# [Extracted data entries]
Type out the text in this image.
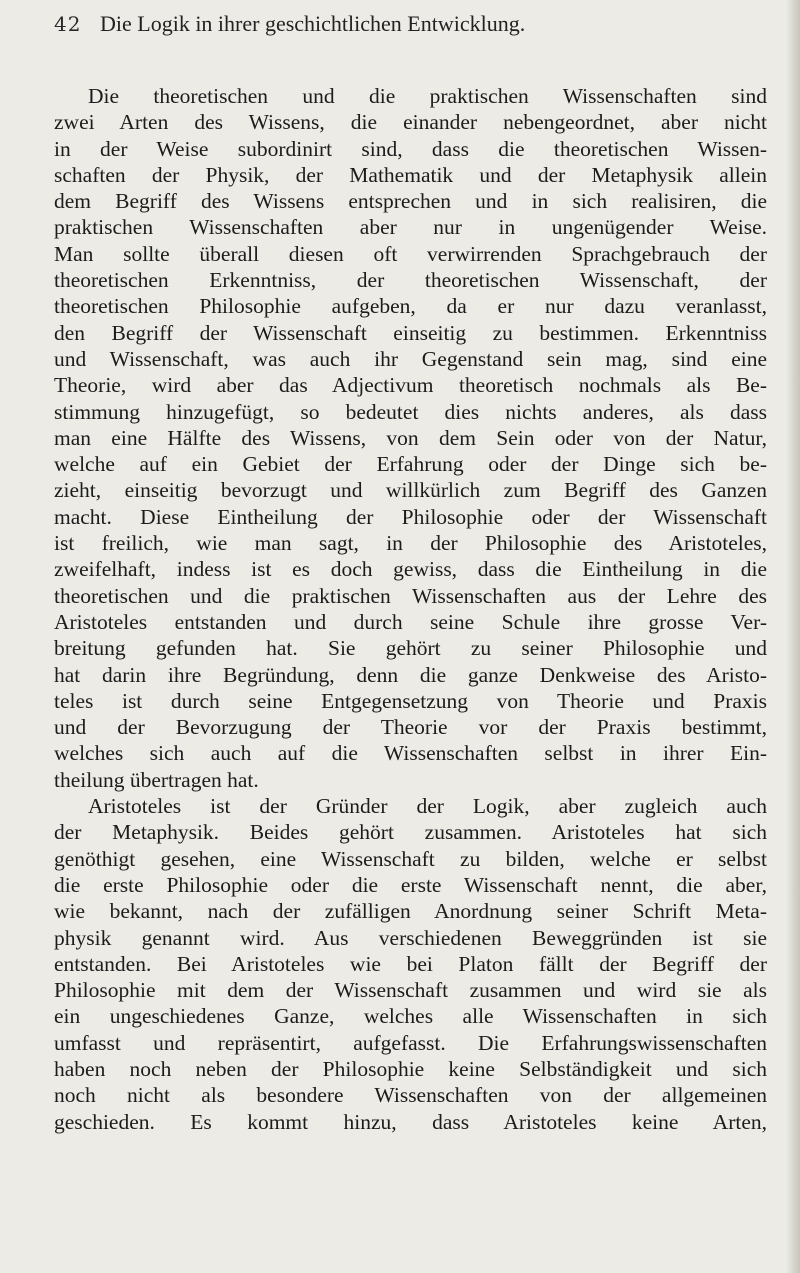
42 Die Logik in ihrer geschichtlichen Entwicklung.
Die theoretischen und die praktischen Wissenschaften sind
zwei Arten des Wissens, die einander nebengeordnet, aber nicht
in der Weise subordinirt sind, dass die theoretischen Wissen-
schaften der Physik, der Mathematik und der Metaphysik allein
dem Begriff des Wissens entsprechen und in sich realisiren, die
praktischen Wissenschaften aber nur in ungenügender Weise.
Man sollte überall diesen oft verwirrenden Sprachgebrauch der
theoretischen Erkenntniss, der theoretischen Wissenschaft, der
theoretischen Philosophie aufgeben, da er nur dazu veranlasst,
den Begriff der Wissenschaft einseitig zu bestimmen. Erkenntniss
und Wissenschaft, was auch ihr Gegenstand sein mag, sind eine
Theorie, wird aber das Adjectivum theoretisch nochmals als Be-
stimmung hinzugefügt, so bedeutet dies nichts anderes, als dass
man eine Hälfte des Wissens, von dem Sein oder von der Natur,
welche auf ein Gebiet der Erfahrung oder der Dinge sich be-
zieht, einseitig bevorzugt und willkürlich zum Begriff des Ganzen
macht. Diese Eintheilung der Philosophie oder der Wissenschaft
ist freilich, wie man sagt, in der Philosophie des Aristoteles,
zweifelhaft, indess ist es doch gewiss, dass die Eintheilung in die
theoretischen und die praktischen Wissenschaften aus der Lehre des
Aristoteles entstanden und durch seine Schule ihre grosse Ver-
breitung gefunden hat. Sie gehört zu seiner Philosophie und
hat darin ihre Begründung, denn die ganze Denkweise des Aristo-
teles ist durch seine Entgegensetzung von Theorie und Praxis
und der Bevorzugung der Theorie vor der Praxis bestimmt,
welches sich auch auf die Wissenschaften selbst in ihrer Ein-
theilung übertragen hat.
Aristoteles ist der Gründer der Logik, aber zugleich auch
der Metaphysik. Beides gehört zusammen. Aristoteles hat sich
genöthigt gesehen, eine Wissenschaft zu bilden, welche er selbst
die erste Philosophie oder die erste Wissenschaft nennt, die aber,
wie bekannt, nach der zufälligen Anordnung seiner Schrift Meta-
physik genannt wird. Aus verschiedenen Beweggründen ist sie
entstanden. Bei Aristoteles wie bei Platon fällt der Begriff der
Philosophie mit dem der Wissenschaft zusammen und wird sie als
ein ungeschiedenes Ganze, welches alle Wissenschaften in sich
umfasst und repräsentirt, aufgefasst. Die Erfahrungswissenschaften
haben noch neben der Philosophie keine Selbständigkeit und sich
noch nicht als besondere Wissenschaften von der allgemeinen
geschieden. Es kommt hinzu, dass Aristoteles keine Arten,
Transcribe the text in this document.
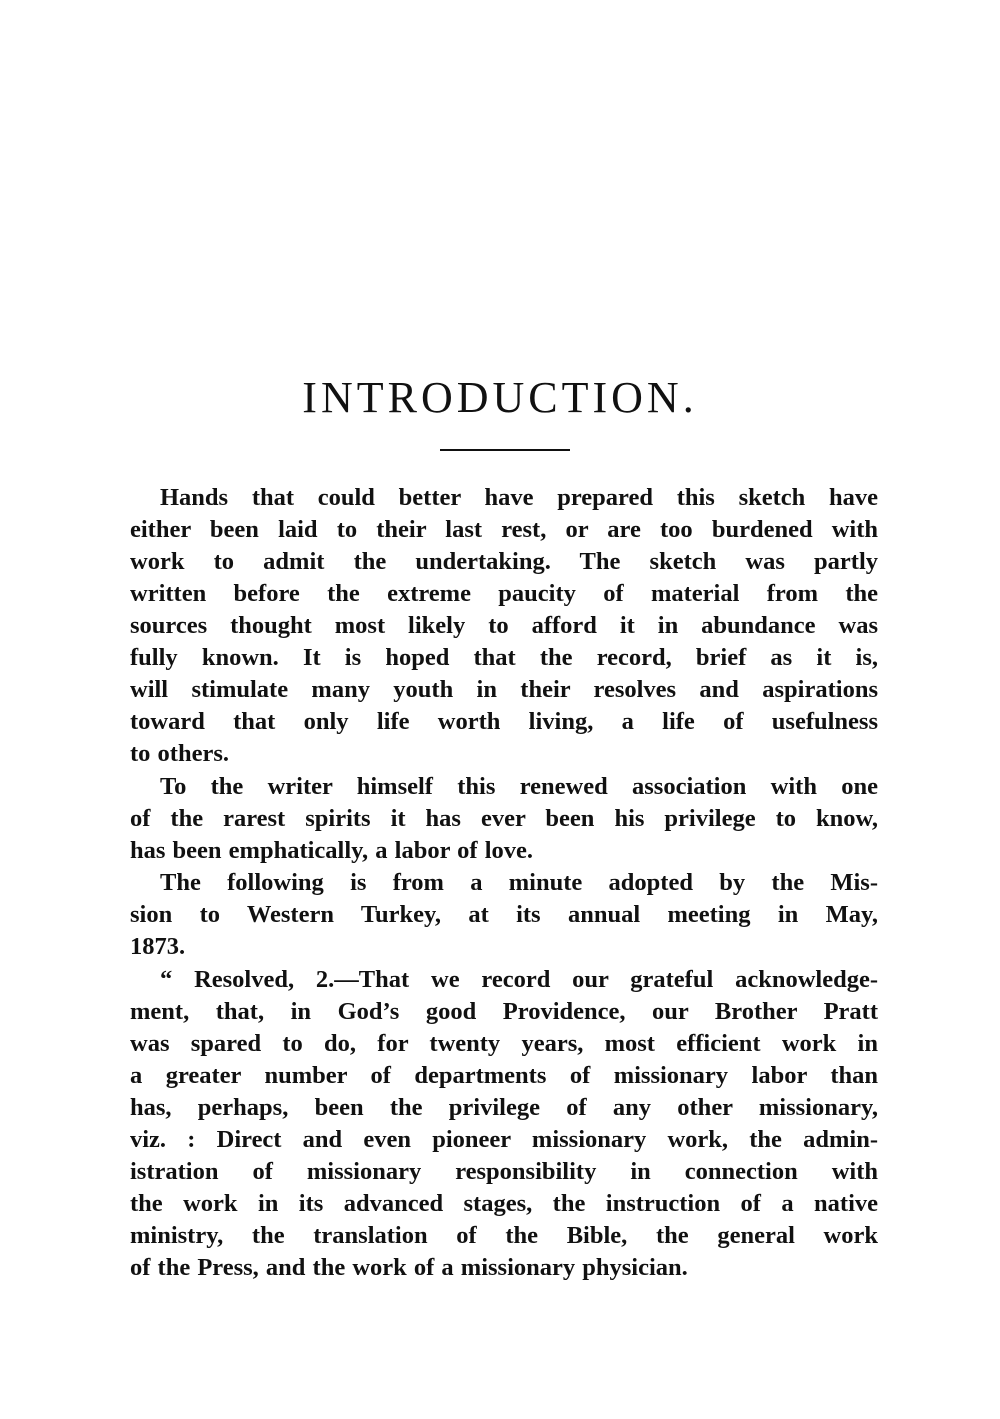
INTRODUCTION.
Hands that could better have prepared this sketch have
either been laid to their last rest, or are too burdened with
work to admit the undertaking. The sketch was partly
written before the extreme paucity of material from the
sources thought most likely to afford it in abundance was
fully known. It is hoped that the record, brief as it is,
will stimulate many youth in their resolves and aspirations
toward that only life worth living, a life of usefulness
to others.
To the writer himself this renewed association with one
of the rarest spirits it has ever been his privilege to know,
has been emphatically, a labor of love.
The following is from a minute adopted by the Mis-
sion to Western Turkey, at its annual meeting in May,
1873.
“ Resolved, 2.—That we record our grateful acknowledge-
ment, that, in God’s good Providence, our Brother Pratt
was spared to do, for twenty years, most efficient work in
a greater number of departments of missionary labor than
has, perhaps, been the privilege of any other missionary,
viz. : Direct and even pioneer missionary work, the admin-
istration of missionary responsibility in connection with
the work in its advanced stages, the instruction of a native
ministry, the translation of the Bible, the general work
of the Press, and the work of a missionary physician.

# [What to work on]
Take every line that includes the string "privilege" and copy it.

# [Answer to this task]
of the rarest spirits it has ever been his privilege to know,
has, perhaps, been the privilege of any other missionary,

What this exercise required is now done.